[Data excerpts]
============

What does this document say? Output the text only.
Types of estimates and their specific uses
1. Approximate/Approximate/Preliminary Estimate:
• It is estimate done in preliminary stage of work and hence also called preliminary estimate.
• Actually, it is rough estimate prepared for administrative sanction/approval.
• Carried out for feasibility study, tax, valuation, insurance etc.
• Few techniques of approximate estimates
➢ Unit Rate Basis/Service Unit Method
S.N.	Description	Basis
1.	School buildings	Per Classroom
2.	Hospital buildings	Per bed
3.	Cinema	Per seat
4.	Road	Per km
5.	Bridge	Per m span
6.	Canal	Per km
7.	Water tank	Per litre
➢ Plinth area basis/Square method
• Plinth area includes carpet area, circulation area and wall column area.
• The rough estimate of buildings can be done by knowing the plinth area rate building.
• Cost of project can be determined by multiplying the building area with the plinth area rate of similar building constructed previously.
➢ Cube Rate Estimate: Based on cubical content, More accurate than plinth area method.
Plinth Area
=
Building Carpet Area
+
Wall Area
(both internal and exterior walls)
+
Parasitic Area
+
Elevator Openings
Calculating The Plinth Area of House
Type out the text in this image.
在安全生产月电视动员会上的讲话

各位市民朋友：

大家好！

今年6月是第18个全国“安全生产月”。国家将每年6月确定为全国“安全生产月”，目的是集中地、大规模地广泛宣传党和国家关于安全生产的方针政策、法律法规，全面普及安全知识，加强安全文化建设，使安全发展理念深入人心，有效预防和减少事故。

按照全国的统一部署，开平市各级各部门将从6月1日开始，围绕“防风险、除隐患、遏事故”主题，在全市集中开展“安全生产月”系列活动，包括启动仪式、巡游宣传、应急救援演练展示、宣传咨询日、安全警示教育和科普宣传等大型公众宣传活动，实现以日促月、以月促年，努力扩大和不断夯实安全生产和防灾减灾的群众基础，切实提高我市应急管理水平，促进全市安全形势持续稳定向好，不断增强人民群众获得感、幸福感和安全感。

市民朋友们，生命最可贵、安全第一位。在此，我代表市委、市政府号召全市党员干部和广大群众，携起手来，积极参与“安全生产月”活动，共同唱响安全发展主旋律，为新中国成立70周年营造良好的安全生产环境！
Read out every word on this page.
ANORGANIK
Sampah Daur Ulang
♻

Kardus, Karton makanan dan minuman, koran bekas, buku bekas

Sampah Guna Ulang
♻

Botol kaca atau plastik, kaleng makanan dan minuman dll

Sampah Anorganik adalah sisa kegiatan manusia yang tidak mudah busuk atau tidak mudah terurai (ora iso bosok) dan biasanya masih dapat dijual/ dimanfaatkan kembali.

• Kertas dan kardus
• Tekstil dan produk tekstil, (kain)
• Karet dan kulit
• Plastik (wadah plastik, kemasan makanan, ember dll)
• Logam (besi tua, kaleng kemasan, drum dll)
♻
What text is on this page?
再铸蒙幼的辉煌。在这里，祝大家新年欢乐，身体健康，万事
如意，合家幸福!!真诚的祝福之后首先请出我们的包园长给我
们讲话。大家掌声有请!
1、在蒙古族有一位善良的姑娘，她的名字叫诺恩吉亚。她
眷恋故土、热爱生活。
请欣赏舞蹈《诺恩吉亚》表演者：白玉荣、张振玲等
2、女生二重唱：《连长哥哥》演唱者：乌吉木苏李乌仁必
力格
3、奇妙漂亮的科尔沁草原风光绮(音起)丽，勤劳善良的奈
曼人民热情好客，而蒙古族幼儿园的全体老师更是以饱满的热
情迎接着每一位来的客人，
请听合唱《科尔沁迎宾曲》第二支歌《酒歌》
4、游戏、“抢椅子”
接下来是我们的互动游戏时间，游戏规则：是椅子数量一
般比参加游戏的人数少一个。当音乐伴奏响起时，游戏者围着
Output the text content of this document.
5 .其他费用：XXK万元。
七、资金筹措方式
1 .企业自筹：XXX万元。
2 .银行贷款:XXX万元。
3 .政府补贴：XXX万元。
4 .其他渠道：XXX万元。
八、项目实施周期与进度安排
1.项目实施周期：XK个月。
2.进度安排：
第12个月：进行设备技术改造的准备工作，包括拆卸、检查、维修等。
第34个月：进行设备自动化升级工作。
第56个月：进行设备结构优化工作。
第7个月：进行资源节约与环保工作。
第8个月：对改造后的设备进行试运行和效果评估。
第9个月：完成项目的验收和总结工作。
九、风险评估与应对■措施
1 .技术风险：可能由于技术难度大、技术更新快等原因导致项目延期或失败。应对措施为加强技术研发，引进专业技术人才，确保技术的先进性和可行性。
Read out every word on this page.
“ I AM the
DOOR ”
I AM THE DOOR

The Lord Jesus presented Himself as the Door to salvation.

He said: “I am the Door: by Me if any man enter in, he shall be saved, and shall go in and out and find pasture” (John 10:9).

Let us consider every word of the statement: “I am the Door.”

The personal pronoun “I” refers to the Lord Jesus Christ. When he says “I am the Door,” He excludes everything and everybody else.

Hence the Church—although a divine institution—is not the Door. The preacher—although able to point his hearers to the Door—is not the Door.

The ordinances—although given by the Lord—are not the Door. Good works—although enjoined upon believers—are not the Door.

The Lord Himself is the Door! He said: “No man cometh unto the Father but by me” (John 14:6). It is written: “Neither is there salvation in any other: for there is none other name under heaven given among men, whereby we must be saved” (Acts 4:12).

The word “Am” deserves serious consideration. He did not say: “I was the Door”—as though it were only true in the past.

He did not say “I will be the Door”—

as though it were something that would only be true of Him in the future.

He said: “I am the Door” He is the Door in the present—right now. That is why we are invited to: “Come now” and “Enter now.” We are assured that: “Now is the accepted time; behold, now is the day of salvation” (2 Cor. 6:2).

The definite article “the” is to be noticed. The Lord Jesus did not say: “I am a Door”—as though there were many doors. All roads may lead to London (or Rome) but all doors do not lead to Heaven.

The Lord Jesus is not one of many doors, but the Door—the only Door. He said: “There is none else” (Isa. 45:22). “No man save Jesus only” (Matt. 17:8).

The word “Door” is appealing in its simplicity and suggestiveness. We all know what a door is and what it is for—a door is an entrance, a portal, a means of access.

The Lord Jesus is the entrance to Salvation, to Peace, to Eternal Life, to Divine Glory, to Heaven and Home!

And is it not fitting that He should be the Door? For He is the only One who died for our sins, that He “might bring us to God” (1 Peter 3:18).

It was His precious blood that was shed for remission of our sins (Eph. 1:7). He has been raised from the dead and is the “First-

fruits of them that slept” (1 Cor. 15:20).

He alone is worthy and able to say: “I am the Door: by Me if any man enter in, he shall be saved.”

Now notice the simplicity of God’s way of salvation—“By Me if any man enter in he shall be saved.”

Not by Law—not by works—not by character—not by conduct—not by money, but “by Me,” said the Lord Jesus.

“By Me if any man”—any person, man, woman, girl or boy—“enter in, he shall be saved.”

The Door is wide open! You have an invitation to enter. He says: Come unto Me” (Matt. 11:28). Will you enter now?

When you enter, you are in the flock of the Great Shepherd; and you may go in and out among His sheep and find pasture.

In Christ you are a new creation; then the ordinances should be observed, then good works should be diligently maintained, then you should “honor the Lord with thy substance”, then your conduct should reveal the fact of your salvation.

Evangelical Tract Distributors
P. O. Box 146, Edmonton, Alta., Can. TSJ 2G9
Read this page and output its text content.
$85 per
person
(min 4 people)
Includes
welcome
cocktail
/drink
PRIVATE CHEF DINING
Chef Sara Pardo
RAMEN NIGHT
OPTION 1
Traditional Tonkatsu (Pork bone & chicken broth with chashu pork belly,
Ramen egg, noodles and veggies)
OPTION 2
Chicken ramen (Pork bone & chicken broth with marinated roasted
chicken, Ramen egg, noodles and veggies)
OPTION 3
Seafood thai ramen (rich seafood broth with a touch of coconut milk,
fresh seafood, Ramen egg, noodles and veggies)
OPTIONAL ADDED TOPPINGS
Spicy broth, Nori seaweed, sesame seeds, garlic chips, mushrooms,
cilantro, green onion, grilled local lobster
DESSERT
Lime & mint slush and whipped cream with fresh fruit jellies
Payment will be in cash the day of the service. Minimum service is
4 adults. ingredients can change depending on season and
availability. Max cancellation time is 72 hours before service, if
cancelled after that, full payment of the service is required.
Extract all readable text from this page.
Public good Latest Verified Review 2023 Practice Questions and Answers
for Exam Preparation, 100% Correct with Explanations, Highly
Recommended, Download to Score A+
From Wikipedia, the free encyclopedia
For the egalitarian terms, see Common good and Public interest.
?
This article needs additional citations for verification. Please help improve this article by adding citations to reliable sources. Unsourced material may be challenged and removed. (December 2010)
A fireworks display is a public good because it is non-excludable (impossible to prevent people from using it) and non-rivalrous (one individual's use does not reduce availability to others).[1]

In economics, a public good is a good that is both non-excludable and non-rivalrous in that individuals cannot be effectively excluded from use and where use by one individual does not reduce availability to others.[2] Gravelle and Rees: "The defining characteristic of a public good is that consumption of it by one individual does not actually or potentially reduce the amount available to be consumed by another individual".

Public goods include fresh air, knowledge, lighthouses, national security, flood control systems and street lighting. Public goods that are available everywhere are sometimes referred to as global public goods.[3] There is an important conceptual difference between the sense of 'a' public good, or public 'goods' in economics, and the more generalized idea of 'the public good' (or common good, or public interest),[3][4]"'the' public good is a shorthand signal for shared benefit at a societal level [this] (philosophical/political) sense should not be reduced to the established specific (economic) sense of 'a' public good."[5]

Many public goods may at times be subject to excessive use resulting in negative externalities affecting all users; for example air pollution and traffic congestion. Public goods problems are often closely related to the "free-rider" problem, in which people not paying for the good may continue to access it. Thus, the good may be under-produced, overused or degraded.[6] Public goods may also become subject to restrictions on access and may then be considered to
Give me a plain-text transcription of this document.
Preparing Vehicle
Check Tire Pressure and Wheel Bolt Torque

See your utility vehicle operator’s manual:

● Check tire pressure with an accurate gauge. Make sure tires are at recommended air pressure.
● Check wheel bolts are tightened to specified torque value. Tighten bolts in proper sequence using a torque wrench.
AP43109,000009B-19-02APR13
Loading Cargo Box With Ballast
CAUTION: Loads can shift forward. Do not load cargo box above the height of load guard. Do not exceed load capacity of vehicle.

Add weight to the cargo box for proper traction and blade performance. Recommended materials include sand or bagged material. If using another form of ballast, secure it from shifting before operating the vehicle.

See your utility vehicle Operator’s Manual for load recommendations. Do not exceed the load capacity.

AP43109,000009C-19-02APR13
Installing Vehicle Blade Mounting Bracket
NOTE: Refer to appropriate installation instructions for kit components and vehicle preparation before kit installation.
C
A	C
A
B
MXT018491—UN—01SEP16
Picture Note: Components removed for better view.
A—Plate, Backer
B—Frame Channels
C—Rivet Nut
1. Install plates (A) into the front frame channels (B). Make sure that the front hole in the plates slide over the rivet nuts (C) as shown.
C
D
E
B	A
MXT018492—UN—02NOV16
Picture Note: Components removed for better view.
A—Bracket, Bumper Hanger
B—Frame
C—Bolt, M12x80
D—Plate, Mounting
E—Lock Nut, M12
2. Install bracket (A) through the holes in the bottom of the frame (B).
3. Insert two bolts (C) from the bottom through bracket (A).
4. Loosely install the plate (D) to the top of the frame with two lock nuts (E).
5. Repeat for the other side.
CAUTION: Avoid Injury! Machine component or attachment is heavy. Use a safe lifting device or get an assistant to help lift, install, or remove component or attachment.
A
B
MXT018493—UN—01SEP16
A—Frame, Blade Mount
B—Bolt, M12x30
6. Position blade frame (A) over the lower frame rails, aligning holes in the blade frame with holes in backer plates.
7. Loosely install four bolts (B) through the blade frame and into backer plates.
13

============

*EXERCISE DIRECTIONS*: Find the word "simplicity" in the records and pull out each line that has it.

*RESULT FOR THIS EXERCISE*:
The word “Door” is appealing in its simplicity and suggestiveness. We all know what a door is and what it is for—a door is an entrance, a portal, a means of access.
Now notice the simplicity of God’s way of salvation—“By Me if any man enter in he shall be saved.”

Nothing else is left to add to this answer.